- **Task brief**
Leave out the pictures and repeat every record exactly.
··· The data
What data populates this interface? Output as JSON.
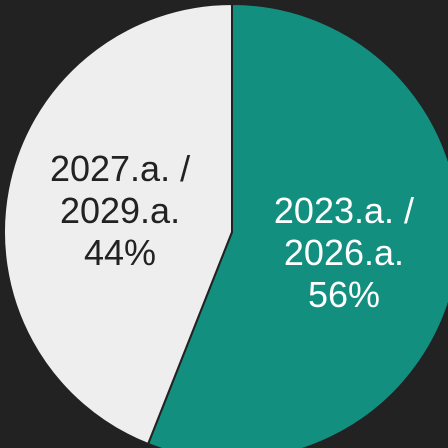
{
  "chart_data": {
    "type": "pie",
    "categories": [
      "2023.a. / 2026.a.",
      "2027.a. / 2029.a."
    ],
    "values": [
      56,
      44
    ],
    "value_labels": [
      "56%",
      "44%"
    ],
    "colors": [
      "#138f80",
      "#eeeeee"
    ]
  }
}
······
- **Result below**
What data populates this interface? Output as JSON.
{
  "chart_data": {
    "type": "pie",
    "categories": [
      "2023.a. / 2026.a.",
      "2027.a. / 2029.a."
    ],
    "values": [
      56,
      44
    ],
    "value_labels": [
      "56%",
      "44%"
    ],
    "colors": [
      "#138f80",
      "#eeeeee"
    ]
  }
}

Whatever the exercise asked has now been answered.